TASK STATEMENT:
The records below are to be duplicated exactly as they appear.

_ _ _ _ _ _ _

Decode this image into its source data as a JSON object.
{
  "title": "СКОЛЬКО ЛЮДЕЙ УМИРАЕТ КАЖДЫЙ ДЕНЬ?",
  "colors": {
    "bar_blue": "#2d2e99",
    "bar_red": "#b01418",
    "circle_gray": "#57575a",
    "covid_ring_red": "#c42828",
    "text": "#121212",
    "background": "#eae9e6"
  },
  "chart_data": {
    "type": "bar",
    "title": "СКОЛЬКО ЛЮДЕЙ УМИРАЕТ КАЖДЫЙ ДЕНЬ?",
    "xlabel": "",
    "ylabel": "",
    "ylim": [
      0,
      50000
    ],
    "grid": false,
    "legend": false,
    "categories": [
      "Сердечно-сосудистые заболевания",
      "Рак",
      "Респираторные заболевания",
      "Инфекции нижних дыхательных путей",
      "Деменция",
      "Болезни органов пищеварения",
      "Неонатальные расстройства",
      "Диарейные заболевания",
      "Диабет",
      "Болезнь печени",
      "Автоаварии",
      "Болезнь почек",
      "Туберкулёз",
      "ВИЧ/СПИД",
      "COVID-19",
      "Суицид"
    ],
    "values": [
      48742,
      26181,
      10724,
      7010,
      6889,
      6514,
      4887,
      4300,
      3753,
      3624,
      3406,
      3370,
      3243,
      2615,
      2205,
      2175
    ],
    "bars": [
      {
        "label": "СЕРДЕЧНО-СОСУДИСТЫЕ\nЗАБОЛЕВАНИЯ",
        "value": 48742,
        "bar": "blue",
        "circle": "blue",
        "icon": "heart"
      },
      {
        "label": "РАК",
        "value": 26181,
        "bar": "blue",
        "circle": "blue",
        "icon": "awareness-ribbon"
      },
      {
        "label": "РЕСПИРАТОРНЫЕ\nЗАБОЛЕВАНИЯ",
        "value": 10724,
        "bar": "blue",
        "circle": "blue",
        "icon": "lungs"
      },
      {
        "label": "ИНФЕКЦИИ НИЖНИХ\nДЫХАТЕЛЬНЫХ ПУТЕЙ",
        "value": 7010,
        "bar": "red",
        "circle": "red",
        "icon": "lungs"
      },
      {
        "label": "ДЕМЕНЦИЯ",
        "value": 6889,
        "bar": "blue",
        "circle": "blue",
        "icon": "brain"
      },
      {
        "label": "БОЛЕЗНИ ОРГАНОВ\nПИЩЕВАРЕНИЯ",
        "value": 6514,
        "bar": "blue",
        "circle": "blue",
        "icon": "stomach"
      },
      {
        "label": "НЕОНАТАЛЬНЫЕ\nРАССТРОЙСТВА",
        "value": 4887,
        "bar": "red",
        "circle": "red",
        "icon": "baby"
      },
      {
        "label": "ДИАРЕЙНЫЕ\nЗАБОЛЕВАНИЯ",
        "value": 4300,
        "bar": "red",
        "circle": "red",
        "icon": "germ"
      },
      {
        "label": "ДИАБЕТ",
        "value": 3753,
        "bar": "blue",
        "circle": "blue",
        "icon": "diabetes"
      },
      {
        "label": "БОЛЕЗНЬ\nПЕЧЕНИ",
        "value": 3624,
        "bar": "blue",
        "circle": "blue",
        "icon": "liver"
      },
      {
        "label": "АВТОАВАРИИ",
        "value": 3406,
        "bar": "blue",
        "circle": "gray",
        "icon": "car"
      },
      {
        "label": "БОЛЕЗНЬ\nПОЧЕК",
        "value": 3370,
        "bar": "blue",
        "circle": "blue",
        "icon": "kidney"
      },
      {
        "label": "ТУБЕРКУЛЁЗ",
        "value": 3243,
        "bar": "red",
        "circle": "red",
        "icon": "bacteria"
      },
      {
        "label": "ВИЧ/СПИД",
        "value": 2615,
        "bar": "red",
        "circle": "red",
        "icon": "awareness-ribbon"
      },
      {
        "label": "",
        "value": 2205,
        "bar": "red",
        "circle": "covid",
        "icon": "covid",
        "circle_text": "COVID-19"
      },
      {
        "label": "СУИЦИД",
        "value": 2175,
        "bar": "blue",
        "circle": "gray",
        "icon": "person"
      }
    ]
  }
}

_ _ _ _ _ _ _

SOLUTION FOR THIS PROBLEM:
Decode this image into its source data as a JSON object.
{
  "title": "СКОЛЬКО ЛЮДЕЙ УМИРАЕТ КАЖДЫЙ ДЕНЬ?",
  "colors": {
    "bar_blue": "#2d2e99",
    "bar_red": "#b01418",
    "circle_gray": "#57575a",
    "covid_ring_red": "#c42828",
    "text": "#121212",
    "background": "#eae9e6"
  },
  "chart_data": {
    "type": "bar",
    "title": "СКОЛЬКО ЛЮДЕЙ УМИРАЕТ КАЖДЫЙ ДЕНЬ?",
    "xlabel": "",
    "ylabel": "",
    "ylim": [
      0,
      50000
    ],
    "grid": false,
    "legend": false,
    "categories": [
      "Сердечно-сосудистые заболевания",
      "Рак",
      "Респираторные заболевания",
      "Инфекции нижних дыхательных путей",
      "Деменция",
      "Болезни органов пищеварения",
      "Неонатальные расстройства",
      "Диарейные заболевания",
      "Диабет",
      "Болезнь печени",
      "Автоаварии",
      "Болезнь почек",
      "Туберкулёз",
      "ВИЧ/СПИД",
      "COVID-19",
      "Суицид"
    ],
    "values": [
      48742,
      26181,
      10724,
      7010,
      6889,
      6514,
      4887,
      4300,
      3753,
      3624,
      3406,
      3370,
      3243,
      2615,
      2205,
      2175
    ],
    "bars": [
      {
        "label": "СЕРДЕЧНО-СОСУДИСТЫЕ\nЗАБОЛЕВАНИЯ",
        "value": 48742,
        "bar": "blue",
        "circle": "blue",
        "icon": "heart"
      },
      {
        "label": "РАК",
        "value": 26181,
        "bar": "blue",
        "circle": "blue",
        "icon": "awareness-ribbon"
      },
      {
        "label": "РЕСПИРАТОРНЫЕ\nЗАБОЛЕВАНИЯ",
        "value": 10724,
        "bar": "blue",
        "circle": "blue",
        "icon": "lungs"
      },
      {
        "label": "ИНФЕКЦИИ НИЖНИХ\nДЫХАТЕЛЬНЫХ ПУТЕЙ",
        "value": 7010,
        "bar": "red",
        "circle": "red",
        "icon": "lungs"
      },
      {
        "label": "ДЕМЕНЦИЯ",
        "value": 6889,
        "bar": "blue",
        "circle": "blue",
        "icon": "brain"
      },
      {
        "label": "БОЛЕЗНИ ОРГАНОВ\nПИЩЕВАРЕНИЯ",
        "value": 6514,
        "bar": "blue",
        "circle": "blue",
        "icon": "stomach"
      },
      {
        "label": "НЕОНАТАЛЬНЫЕ\nРАССТРОЙСТВА",
        "value": 4887,
        "bar": "red",
        "circle": "red",
        "icon": "baby"
      },
      {
        "label": "ДИАРЕЙНЫЕ\nЗАБОЛЕВАНИЯ",
        "value": 4300,
        "bar": "red",
        "circle": "red",
        "icon": "germ"
      },
      {
        "label": "ДИАБЕТ",
        "value": 3753,
        "bar": "blue",
        "circle": "blue",
        "icon": "diabetes"
      },
      {
        "label": "БОЛЕЗНЬ\nПЕЧЕНИ",
        "value": 3624,
        "bar": "blue",
        "circle": "blue",
        "icon": "liver"
      },
      {
        "label": "АВТОАВАРИИ",
        "value": 3406,
        "bar": "blue",
        "circle": "gray",
        "icon": "car"
      },
      {
        "label": "БОЛЕЗНЬ\nПОЧЕК",
        "value": 3370,
        "bar": "blue",
        "circle": "blue",
        "icon": "kidney"
      },
      {
        "label": "ТУБЕРКУЛЁЗ",
        "value": 3243,
        "bar": "red",
        "circle": "red",
        "icon": "bacteria"
      },
      {
        "label": "ВИЧ/СПИД",
        "value": 2615,
        "bar": "red",
        "circle": "red",
        "icon": "awareness-ribbon"
      },
      {
        "label": "",
        "value": 2205,
        "bar": "red",
        "circle": "covid",
        "icon": "covid",
        "circle_text": "COVID-19"
      },
      {
        "label": "СУИЦИД",
        "value": 2175,
        "bar": "blue",
        "circle": "gray",
        "icon": "person"
      }
    ]
  }
}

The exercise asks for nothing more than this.